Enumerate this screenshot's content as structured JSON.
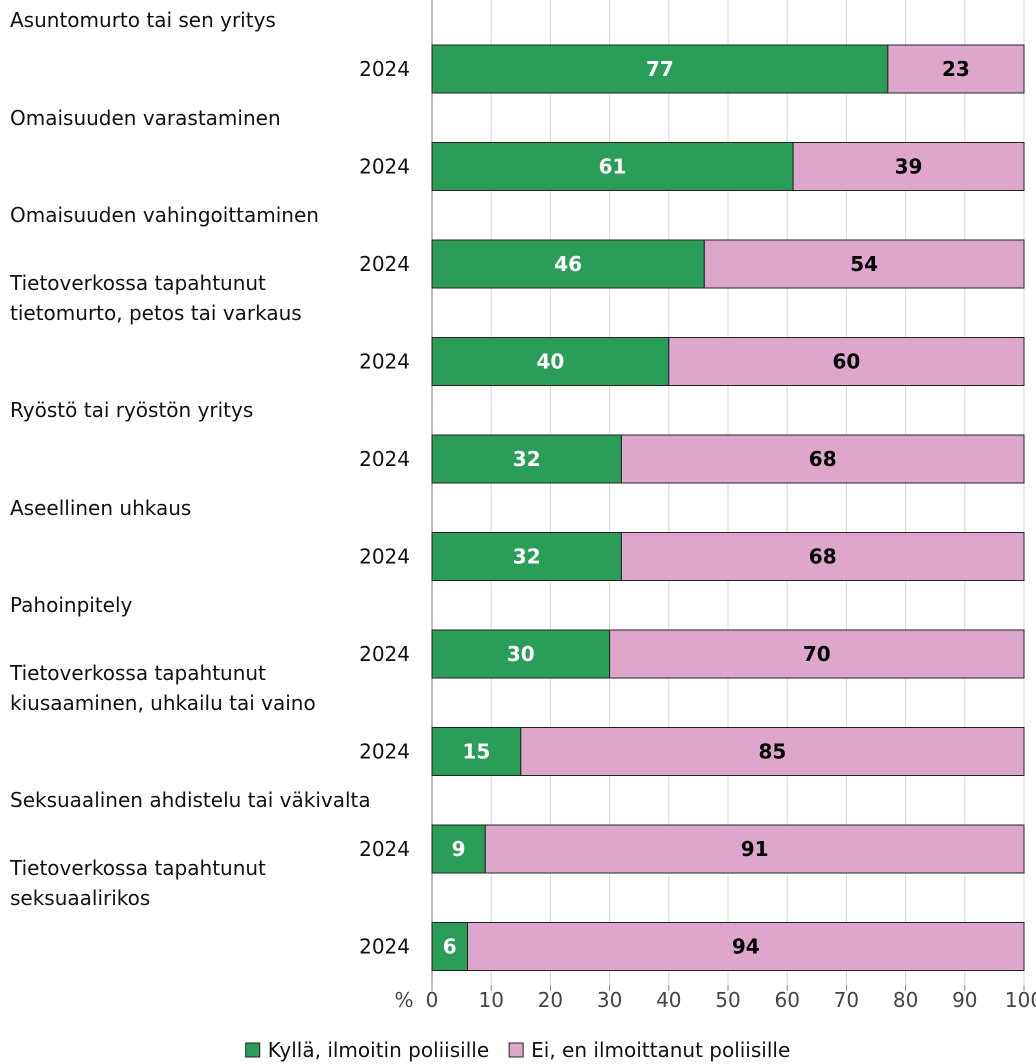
{
  "chart_data": {
    "type": "stacked_barh",
    "categories": [
      "Asuntomurto tai sen yritys",
      "Omaisuuden varastaminen",
      "Omaisuuden vahingoittaminen",
      "Tietoverkossa tapahtunut\ntietomurto, petos tai varkaus",
      "Ryöstö tai ryöstön yritys",
      "Aseellinen uhkaus",
      "Pahoinpitely",
      "Tietoverkossa tapahtunut\nkiusaaminen, uhkailu tai vaino",
      "Seksuaalinen ahdistelu tai väkivalta",
      "Tietoverkossa tapahtunut\nseksuaalirikos"
    ],
    "period": "2024",
    "series": [
      {
        "name": "Kyllä, ilmoitin poliisille",
        "color": "#2a9d58",
        "label_color": "#ffffff",
        "values": [
          77,
          61,
          46,
          40,
          32,
          32,
          30,
          15,
          9,
          6
        ]
      },
      {
        "name": "Ei, en ilmoittanut poliisille",
        "color": "#dea6cd",
        "label_color": "#000000",
        "values": [
          23,
          39,
          54,
          60,
          68,
          68,
          70,
          85,
          91,
          94
        ]
      }
    ],
    "xlabel": "%",
    "xlim": [
      0,
      100
    ],
    "xticks": [
      0,
      10,
      20,
      30,
      40,
      50,
      60,
      70,
      80,
      90,
      100
    ],
    "grid": true
  }
}
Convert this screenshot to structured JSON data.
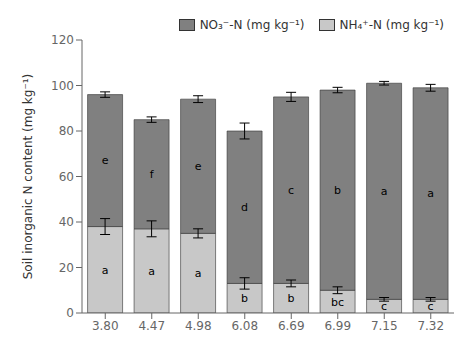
{
  "chart_data": {
    "type": "bar",
    "stacked": true,
    "categories": [
      "3.80",
      "4.47",
      "4.98",
      "6.08",
      "6.69",
      "6.99",
      "7.15",
      "7.32"
    ],
    "series": [
      {
        "name": "NH₄⁺-N (mg kg⁻¹)",
        "color": "#c8c8c8",
        "values": [
          38,
          37,
          35,
          13,
          13,
          10,
          6,
          6
        ],
        "errors": [
          3.5,
          3.5,
          2,
          2.5,
          1.5,
          1.5,
          0.8,
          0.8
        ],
        "annotations": [
          "a",
          "a",
          "a",
          "b",
          "b",
          "bc",
          "c",
          "c"
        ]
      },
      {
        "name": "NO₃⁻-N (mg kg⁻¹)",
        "color": "#808080",
        "values": [
          58,
          48,
          59,
          67,
          82,
          88,
          95,
          93
        ],
        "errors": [
          1.2,
          1.2,
          1.5,
          3.5,
          2.0,
          1.2,
          0.8,
          1.5
        ],
        "annotations": [
          "e",
          "f",
          "e",
          "d",
          "c",
          "b",
          "a",
          "a"
        ]
      }
    ],
    "ylabel": "Soil inorganic N content (mg kg⁻¹)",
    "ylim": [
      0,
      120
    ],
    "yticks": [
      0,
      20,
      40,
      60,
      80,
      100,
      120
    ],
    "grid": false,
    "legend": "upper right"
  }
}
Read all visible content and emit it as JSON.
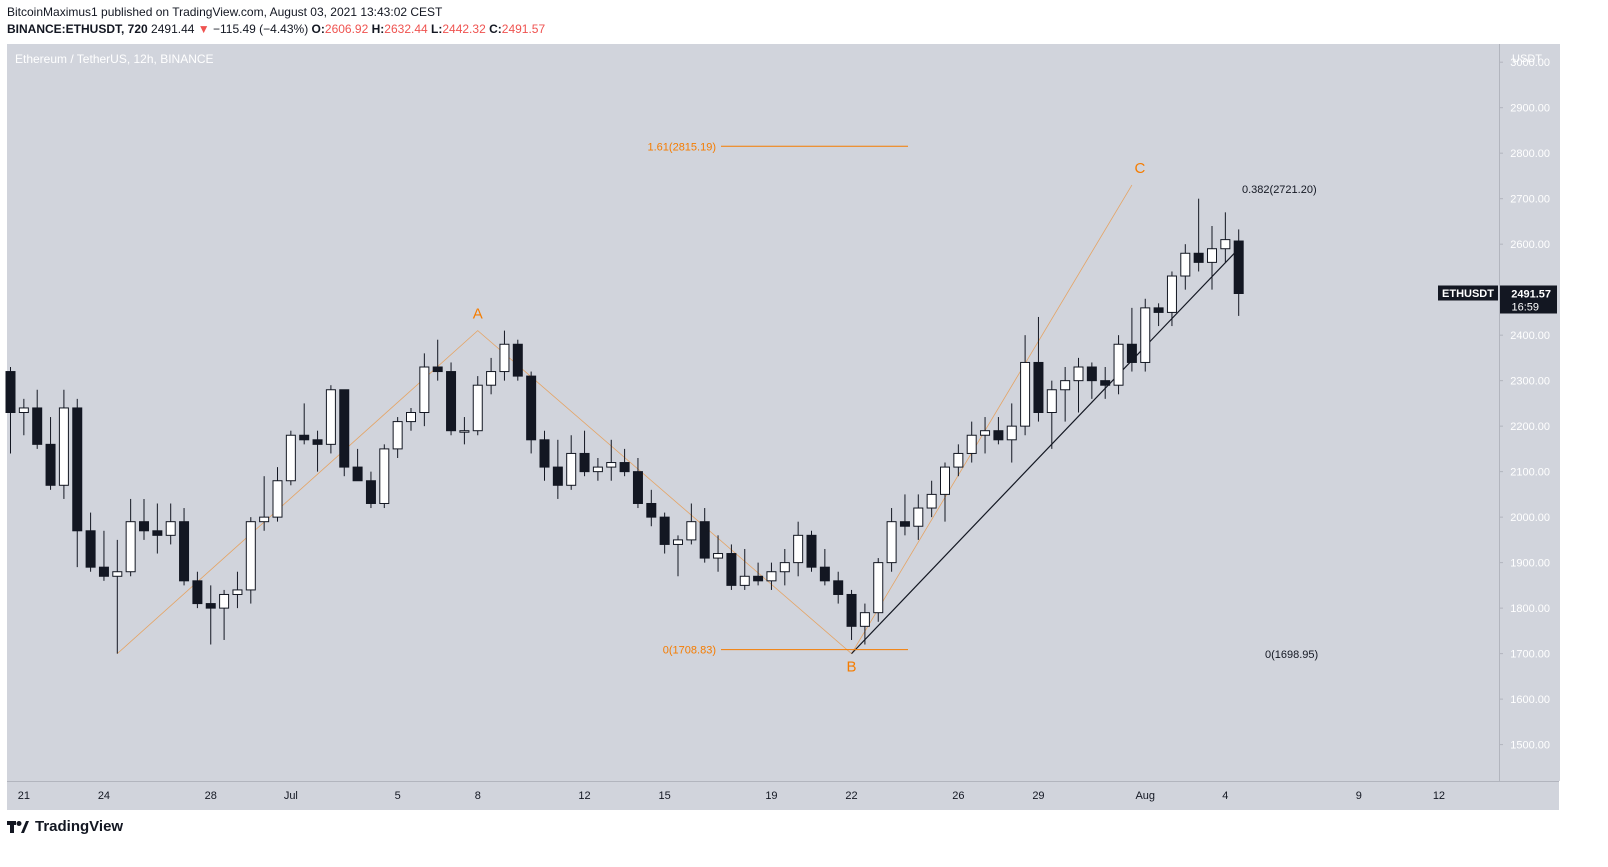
{
  "header": {
    "published": "BitcoinMaximus1 published on TradingView.com, August 03, 2021 13:43:02 CEST",
    "symbol": "BINANCE:ETHUSDT, 720",
    "last": "2491.44",
    "arrow": "▼",
    "change": "−115.49 (−4.43%)",
    "o_label": "O:",
    "o_val": "2606.92",
    "h_label": "H:",
    "h_val": "2632.44",
    "l_label": "L:",
    "l_val": "2442.32",
    "c_label": "C:",
    "c_val": "2491.57"
  },
  "pair_title": "Ethereum / TetherUS, 12h, BINANCE",
  "brand": "TradingView",
  "colors": {
    "accent": "#f57c00",
    "price_tag": "#131722",
    "down": "#ef5350"
  },
  "chart_data": {
    "type": "candlestick",
    "title": "Ethereum / TetherUS, 12h, BINANCE",
    "ylabel": "USDT",
    "ylim": [
      1420,
      3040
    ],
    "yticks": [
      1500,
      1600,
      1700,
      1800,
      1900,
      2000,
      2100,
      2200,
      2300,
      2400,
      2500,
      2600,
      2700,
      2800,
      2900,
      3000
    ],
    "ytick_labels": [
      "1500.00",
      "1600.00",
      "1700.00",
      "1800.00",
      "1900.00",
      "2000.00",
      "2100.00",
      "2200.00",
      "2300.00",
      "2400.00",
      "2500.00",
      "2600.00",
      "2700.00",
      "2800.00",
      "2900.00",
      "3000.00"
    ],
    "xtick_labels": [
      "21",
      "24",
      "28",
      "Jul",
      "5",
      "8",
      "12",
      "15",
      "19",
      "22",
      "26",
      "29",
      "Aug",
      "4",
      "9",
      "12"
    ],
    "xtick_index": [
      1,
      7,
      15,
      21,
      29,
      35,
      43,
      49,
      57,
      63,
      71,
      77,
      85,
      91,
      101,
      107
    ],
    "candles": [
      {
        "o": 2320,
        "h": 2330,
        "l": 2140,
        "c": 2230
      },
      {
        "o": 2230,
        "h": 2260,
        "l": 2180,
        "c": 2240
      },
      {
        "o": 2240,
        "h": 2280,
        "l": 2150,
        "c": 2160
      },
      {
        "o": 2160,
        "h": 2220,
        "l": 2060,
        "c": 2070
      },
      {
        "o": 2070,
        "h": 2280,
        "l": 2040,
        "c": 2240
      },
      {
        "o": 2240,
        "h": 2260,
        "l": 1890,
        "c": 1970
      },
      {
        "o": 1970,
        "h": 2010,
        "l": 1880,
        "c": 1890
      },
      {
        "o": 1890,
        "h": 1970,
        "l": 1860,
        "c": 1870
      },
      {
        "o": 1870,
        "h": 1950,
        "l": 1700,
        "c": 1880
      },
      {
        "o": 1880,
        "h": 2040,
        "l": 1870,
        "c": 1990
      },
      {
        "o": 1990,
        "h": 2040,
        "l": 1950,
        "c": 1970
      },
      {
        "o": 1970,
        "h": 2030,
        "l": 1920,
        "c": 1960
      },
      {
        "o": 1960,
        "h": 2030,
        "l": 1940,
        "c": 1990
      },
      {
        "o": 1990,
        "h": 2020,
        "l": 1850,
        "c": 1860
      },
      {
        "o": 1860,
        "h": 1880,
        "l": 1800,
        "c": 1810
      },
      {
        "o": 1810,
        "h": 1850,
        "l": 1720,
        "c": 1800
      },
      {
        "o": 1800,
        "h": 1840,
        "l": 1730,
        "c": 1830
      },
      {
        "o": 1830,
        "h": 1880,
        "l": 1800,
        "c": 1840
      },
      {
        "o": 1840,
        "h": 2000,
        "l": 1810,
        "c": 1990
      },
      {
        "o": 1990,
        "h": 2090,
        "l": 1970,
        "c": 2000
      },
      {
        "o": 2000,
        "h": 2110,
        "l": 1990,
        "c": 2080
      },
      {
        "o": 2080,
        "h": 2190,
        "l": 2070,
        "c": 2180
      },
      {
        "o": 2180,
        "h": 2250,
        "l": 2160,
        "c": 2170
      },
      {
        "o": 2170,
        "h": 2190,
        "l": 2100,
        "c": 2160
      },
      {
        "o": 2160,
        "h": 2290,
        "l": 2140,
        "c": 2280
      },
      {
        "o": 2280,
        "h": 2280,
        "l": 2090,
        "c": 2110
      },
      {
        "o": 2110,
        "h": 2150,
        "l": 2080,
        "c": 2080
      },
      {
        "o": 2080,
        "h": 2100,
        "l": 2020,
        "c": 2030
      },
      {
        "o": 2030,
        "h": 2160,
        "l": 2020,
        "c": 2150
      },
      {
        "o": 2150,
        "h": 2220,
        "l": 2130,
        "c": 2210
      },
      {
        "o": 2210,
        "h": 2240,
        "l": 2190,
        "c": 2230
      },
      {
        "o": 2230,
        "h": 2360,
        "l": 2200,
        "c": 2330
      },
      {
        "o": 2330,
        "h": 2390,
        "l": 2300,
        "c": 2320
      },
      {
        "o": 2320,
        "h": 2340,
        "l": 2180,
        "c": 2190
      },
      {
        "o": 2190,
        "h": 2220,
        "l": 2160,
        "c": 2190
      },
      {
        "o": 2190,
        "h": 2310,
        "l": 2180,
        "c": 2290
      },
      {
        "o": 2290,
        "h": 2350,
        "l": 2270,
        "c": 2320
      },
      {
        "o": 2320,
        "h": 2410,
        "l": 2300,
        "c": 2380
      },
      {
        "o": 2380,
        "h": 2390,
        "l": 2300,
        "c": 2310
      },
      {
        "o": 2310,
        "h": 2320,
        "l": 2140,
        "c": 2170
      },
      {
        "o": 2170,
        "h": 2190,
        "l": 2080,
        "c": 2110
      },
      {
        "o": 2110,
        "h": 2170,
        "l": 2040,
        "c": 2070
      },
      {
        "o": 2070,
        "h": 2180,
        "l": 2060,
        "c": 2140
      },
      {
        "o": 2140,
        "h": 2190,
        "l": 2090,
        "c": 2100
      },
      {
        "o": 2100,
        "h": 2130,
        "l": 2080,
        "c": 2110
      },
      {
        "o": 2110,
        "h": 2170,
        "l": 2080,
        "c": 2120
      },
      {
        "o": 2120,
        "h": 2150,
        "l": 2090,
        "c": 2100
      },
      {
        "o": 2100,
        "h": 2130,
        "l": 2020,
        "c": 2030
      },
      {
        "o": 2030,
        "h": 2060,
        "l": 1980,
        "c": 2000
      },
      {
        "o": 2000,
        "h": 2010,
        "l": 1920,
        "c": 1940
      },
      {
        "o": 1940,
        "h": 1960,
        "l": 1870,
        "c": 1950
      },
      {
        "o": 1950,
        "h": 2030,
        "l": 1940,
        "c": 1990
      },
      {
        "o": 1990,
        "h": 2020,
        "l": 1900,
        "c": 1910
      },
      {
        "o": 1910,
        "h": 1960,
        "l": 1880,
        "c": 1920
      },
      {
        "o": 1920,
        "h": 1940,
        "l": 1840,
        "c": 1850
      },
      {
        "o": 1850,
        "h": 1930,
        "l": 1840,
        "c": 1870
      },
      {
        "o": 1870,
        "h": 1900,
        "l": 1850,
        "c": 1860
      },
      {
        "o": 1860,
        "h": 1900,
        "l": 1840,
        "c": 1880
      },
      {
        "o": 1880,
        "h": 1930,
        "l": 1850,
        "c": 1900
      },
      {
        "o": 1900,
        "h": 1990,
        "l": 1870,
        "c": 1960
      },
      {
        "o": 1960,
        "h": 1970,
        "l": 1880,
        "c": 1890
      },
      {
        "o": 1890,
        "h": 1930,
        "l": 1850,
        "c": 1860
      },
      {
        "o": 1860,
        "h": 1880,
        "l": 1810,
        "c": 1830
      },
      {
        "o": 1830,
        "h": 1840,
        "l": 1730,
        "c": 1760
      },
      {
        "o": 1760,
        "h": 1810,
        "l": 1720,
        "c": 1790
      },
      {
        "o": 1790,
        "h": 1910,
        "l": 1770,
        "c": 1900
      },
      {
        "o": 1900,
        "h": 2020,
        "l": 1880,
        "c": 1990
      },
      {
        "o": 1990,
        "h": 2050,
        "l": 1960,
        "c": 1980
      },
      {
        "o": 1980,
        "h": 2050,
        "l": 1950,
        "c": 2020
      },
      {
        "o": 2020,
        "h": 2080,
        "l": 2000,
        "c": 2050
      },
      {
        "o": 2050,
        "h": 2120,
        "l": 1990,
        "c": 2110
      },
      {
        "o": 2110,
        "h": 2160,
        "l": 2090,
        "c": 2140
      },
      {
        "o": 2140,
        "h": 2210,
        "l": 2120,
        "c": 2180
      },
      {
        "o": 2180,
        "h": 2220,
        "l": 2140,
        "c": 2190
      },
      {
        "o": 2190,
        "h": 2220,
        "l": 2160,
        "c": 2170
      },
      {
        "o": 2170,
        "h": 2250,
        "l": 2120,
        "c": 2200
      },
      {
        "o": 2200,
        "h": 2400,
        "l": 2180,
        "c": 2340
      },
      {
        "o": 2340,
        "h": 2440,
        "l": 2210,
        "c": 2230
      },
      {
        "o": 2230,
        "h": 2300,
        "l": 2150,
        "c": 2280
      },
      {
        "o": 2280,
        "h": 2330,
        "l": 2210,
        "c": 2300
      },
      {
        "o": 2300,
        "h": 2350,
        "l": 2230,
        "c": 2330
      },
      {
        "o": 2330,
        "h": 2340,
        "l": 2260,
        "c": 2300
      },
      {
        "o": 2300,
        "h": 2330,
        "l": 2260,
        "c": 2290
      },
      {
        "o": 2290,
        "h": 2400,
        "l": 2270,
        "c": 2380
      },
      {
        "o": 2380,
        "h": 2460,
        "l": 2320,
        "c": 2340
      },
      {
        "o": 2340,
        "h": 2480,
        "l": 2320,
        "c": 2460
      },
      {
        "o": 2460,
        "h": 2470,
        "l": 2420,
        "c": 2450
      },
      {
        "o": 2450,
        "h": 2540,
        "l": 2420,
        "c": 2530
      },
      {
        "o": 2530,
        "h": 2600,
        "l": 2500,
        "c": 2580
      },
      {
        "o": 2580,
        "h": 2700,
        "l": 2540,
        "c": 2560
      },
      {
        "o": 2560,
        "h": 2640,
        "l": 2500,
        "c": 2590
      },
      {
        "o": 2590,
        "h": 2670,
        "l": 2560,
        "c": 2610
      },
      {
        "o": 2606.92,
        "h": 2632.44,
        "l": 2442.32,
        "c": 2491.57
      }
    ],
    "annotations": [
      {
        "label": "A",
        "index": 35,
        "price": 2410
      },
      {
        "label": "B",
        "index": 63,
        "price": 1700
      },
      {
        "label": "C",
        "index": 84,
        "price": 2730
      }
    ],
    "fib_left": [
      {
        "label": "1.61(2815.19)",
        "price": 2815.19
      },
      {
        "label": "0(1708.83)",
        "price": 1708.83
      }
    ],
    "fib_right": [
      {
        "label": "0.382(2721.20)",
        "price": 2721.2
      },
      {
        "label": "0(1698.95)",
        "price": 1698.95
      }
    ],
    "price_tag": {
      "symbol": "ETHUSDT",
      "price": "2491.57",
      "countdown": "16:59",
      "value": 2491.57
    },
    "trendline": {
      "from": {
        "index": 63,
        "price": 1700
      },
      "to": {
        "index": 92,
        "price": 2590
      }
    }
  }
}
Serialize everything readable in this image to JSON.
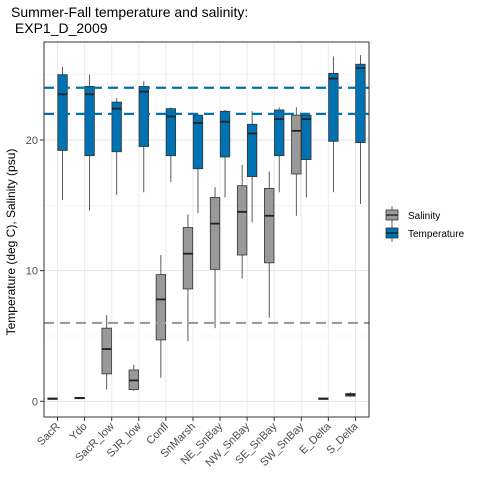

#####

WORK REQUIRED:
Search the entries for the word "symbol", then gather every line that has it.

FULL ANSWER:
    "symbol": "BINANCE:ETHUSDT, 720",
      "symbol": "ETHUSDT",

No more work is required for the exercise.